What you are asked to do
The line containing "Extract all readable text from this page." marks where to begin; quote it and every line after it through the end of the data, exactly as written.

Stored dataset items

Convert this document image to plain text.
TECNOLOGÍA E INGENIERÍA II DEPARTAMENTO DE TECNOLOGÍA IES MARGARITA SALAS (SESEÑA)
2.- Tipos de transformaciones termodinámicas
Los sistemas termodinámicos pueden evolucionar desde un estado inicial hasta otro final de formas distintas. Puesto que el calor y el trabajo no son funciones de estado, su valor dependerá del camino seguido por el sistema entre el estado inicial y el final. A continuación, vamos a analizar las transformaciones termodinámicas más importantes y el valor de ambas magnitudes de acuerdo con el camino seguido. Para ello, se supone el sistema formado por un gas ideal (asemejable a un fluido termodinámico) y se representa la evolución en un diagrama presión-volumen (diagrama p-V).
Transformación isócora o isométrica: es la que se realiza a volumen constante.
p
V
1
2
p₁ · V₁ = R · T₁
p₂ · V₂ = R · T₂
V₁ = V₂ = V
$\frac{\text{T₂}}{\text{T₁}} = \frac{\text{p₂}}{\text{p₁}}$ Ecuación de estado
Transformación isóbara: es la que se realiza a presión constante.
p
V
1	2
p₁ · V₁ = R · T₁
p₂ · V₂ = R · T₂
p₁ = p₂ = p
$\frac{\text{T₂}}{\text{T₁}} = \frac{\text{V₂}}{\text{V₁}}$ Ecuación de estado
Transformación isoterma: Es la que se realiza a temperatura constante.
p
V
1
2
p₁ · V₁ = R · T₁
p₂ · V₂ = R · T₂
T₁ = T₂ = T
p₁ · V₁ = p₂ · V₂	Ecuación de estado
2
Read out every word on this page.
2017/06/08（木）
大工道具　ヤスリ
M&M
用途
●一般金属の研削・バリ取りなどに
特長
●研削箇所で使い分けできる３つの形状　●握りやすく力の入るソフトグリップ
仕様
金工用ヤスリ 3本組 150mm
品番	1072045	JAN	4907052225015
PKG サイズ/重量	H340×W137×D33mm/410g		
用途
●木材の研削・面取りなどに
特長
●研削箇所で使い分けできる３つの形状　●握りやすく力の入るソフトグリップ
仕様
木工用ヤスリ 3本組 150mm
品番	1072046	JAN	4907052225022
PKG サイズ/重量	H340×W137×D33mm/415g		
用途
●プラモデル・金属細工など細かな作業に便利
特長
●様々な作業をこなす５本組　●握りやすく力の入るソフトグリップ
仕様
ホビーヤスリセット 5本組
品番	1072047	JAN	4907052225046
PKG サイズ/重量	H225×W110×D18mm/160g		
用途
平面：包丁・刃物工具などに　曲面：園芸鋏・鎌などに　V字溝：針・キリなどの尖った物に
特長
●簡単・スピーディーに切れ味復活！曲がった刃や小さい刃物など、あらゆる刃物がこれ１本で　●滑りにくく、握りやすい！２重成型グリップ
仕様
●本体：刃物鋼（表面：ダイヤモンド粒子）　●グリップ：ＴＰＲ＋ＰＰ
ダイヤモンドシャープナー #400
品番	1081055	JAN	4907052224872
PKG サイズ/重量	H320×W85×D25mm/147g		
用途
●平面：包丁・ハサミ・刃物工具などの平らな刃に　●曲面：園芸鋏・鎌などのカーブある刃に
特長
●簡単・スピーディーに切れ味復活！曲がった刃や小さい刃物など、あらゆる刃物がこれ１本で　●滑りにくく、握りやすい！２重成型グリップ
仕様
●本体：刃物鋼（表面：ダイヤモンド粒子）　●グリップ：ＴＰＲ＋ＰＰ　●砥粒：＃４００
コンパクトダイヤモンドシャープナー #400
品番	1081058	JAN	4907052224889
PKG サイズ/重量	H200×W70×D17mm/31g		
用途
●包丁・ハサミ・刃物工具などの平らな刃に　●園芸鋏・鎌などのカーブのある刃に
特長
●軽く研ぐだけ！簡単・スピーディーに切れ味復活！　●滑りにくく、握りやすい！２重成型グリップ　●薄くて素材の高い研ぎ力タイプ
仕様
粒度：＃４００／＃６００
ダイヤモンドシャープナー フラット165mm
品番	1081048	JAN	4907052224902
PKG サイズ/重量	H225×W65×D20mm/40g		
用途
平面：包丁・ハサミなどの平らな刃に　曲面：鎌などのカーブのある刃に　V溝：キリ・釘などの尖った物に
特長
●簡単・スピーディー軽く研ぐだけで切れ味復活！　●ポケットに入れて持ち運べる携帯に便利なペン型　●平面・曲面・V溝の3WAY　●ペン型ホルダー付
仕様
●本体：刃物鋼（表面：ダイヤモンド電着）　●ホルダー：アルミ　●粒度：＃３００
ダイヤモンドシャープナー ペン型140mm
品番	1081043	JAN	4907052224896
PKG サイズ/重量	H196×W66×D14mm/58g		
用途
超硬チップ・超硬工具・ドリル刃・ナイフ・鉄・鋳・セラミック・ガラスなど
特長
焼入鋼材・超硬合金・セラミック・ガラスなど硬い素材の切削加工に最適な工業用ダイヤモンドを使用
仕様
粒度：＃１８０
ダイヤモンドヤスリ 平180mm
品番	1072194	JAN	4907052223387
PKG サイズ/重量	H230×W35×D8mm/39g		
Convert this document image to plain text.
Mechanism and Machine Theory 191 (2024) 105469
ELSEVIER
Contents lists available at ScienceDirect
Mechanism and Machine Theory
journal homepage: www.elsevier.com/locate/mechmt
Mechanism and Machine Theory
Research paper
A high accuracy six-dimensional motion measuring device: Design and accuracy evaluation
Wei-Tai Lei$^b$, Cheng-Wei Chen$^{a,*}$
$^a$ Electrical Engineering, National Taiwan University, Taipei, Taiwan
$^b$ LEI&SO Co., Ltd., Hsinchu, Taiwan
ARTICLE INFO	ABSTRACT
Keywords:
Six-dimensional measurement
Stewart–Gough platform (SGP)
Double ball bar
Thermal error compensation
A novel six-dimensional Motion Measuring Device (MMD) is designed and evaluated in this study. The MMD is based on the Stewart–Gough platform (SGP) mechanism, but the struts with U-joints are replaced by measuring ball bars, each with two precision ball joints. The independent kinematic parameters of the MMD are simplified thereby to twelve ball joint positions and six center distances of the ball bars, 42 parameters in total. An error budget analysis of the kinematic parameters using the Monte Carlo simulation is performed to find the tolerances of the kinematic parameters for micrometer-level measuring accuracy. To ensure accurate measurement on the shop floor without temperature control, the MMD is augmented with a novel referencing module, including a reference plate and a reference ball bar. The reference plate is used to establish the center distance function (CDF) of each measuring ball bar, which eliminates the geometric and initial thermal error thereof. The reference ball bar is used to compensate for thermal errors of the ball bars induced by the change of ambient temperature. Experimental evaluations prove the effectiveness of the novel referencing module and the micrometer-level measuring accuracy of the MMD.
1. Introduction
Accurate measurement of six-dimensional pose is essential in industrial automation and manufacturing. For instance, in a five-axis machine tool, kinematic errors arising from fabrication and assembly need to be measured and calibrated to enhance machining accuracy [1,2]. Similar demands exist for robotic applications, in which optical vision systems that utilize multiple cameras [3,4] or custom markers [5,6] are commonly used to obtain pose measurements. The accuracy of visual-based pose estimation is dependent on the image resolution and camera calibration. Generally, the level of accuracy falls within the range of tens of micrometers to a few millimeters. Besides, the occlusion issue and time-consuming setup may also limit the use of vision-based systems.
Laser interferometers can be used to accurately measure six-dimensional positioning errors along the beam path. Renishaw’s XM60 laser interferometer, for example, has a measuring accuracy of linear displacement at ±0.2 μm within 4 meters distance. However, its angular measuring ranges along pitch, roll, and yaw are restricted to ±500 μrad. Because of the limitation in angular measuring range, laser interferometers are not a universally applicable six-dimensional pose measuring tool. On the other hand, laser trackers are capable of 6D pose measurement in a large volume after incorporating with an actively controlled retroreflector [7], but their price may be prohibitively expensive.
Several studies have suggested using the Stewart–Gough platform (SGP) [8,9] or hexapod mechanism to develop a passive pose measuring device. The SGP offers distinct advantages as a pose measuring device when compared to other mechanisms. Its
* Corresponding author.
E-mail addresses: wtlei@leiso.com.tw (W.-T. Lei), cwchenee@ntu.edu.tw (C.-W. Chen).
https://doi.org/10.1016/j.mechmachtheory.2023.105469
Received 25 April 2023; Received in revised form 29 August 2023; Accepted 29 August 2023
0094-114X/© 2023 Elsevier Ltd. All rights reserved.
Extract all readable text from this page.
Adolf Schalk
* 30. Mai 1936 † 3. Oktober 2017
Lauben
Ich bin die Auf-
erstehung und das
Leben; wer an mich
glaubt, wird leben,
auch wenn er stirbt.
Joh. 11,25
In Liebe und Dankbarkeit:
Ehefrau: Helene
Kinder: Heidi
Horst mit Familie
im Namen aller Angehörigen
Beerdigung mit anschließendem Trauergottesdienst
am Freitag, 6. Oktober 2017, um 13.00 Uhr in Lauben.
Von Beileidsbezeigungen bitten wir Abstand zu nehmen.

Final answer
Extract all readable text from this page.
Adolf Schalk
* 30. Mai 1936 † 3. Oktober 2017
Lauben
Ich bin die Auf-
erstehung und das
Leben; wer an mich
glaubt, wird leben,
auch wenn er stirbt.
Joh. 11,25
In Liebe und Dankbarkeit:
Ehefrau: Helene
Kinder: Heidi
Horst mit Familie
im Namen aller Angehörigen
Beerdigung mit anschließendem Trauergottesdienst
am Freitag, 6. Oktober 2017, um 13.00 Uhr in Lauben.
Von Beileidsbezeigungen bitten wir Abstand zu nehmen.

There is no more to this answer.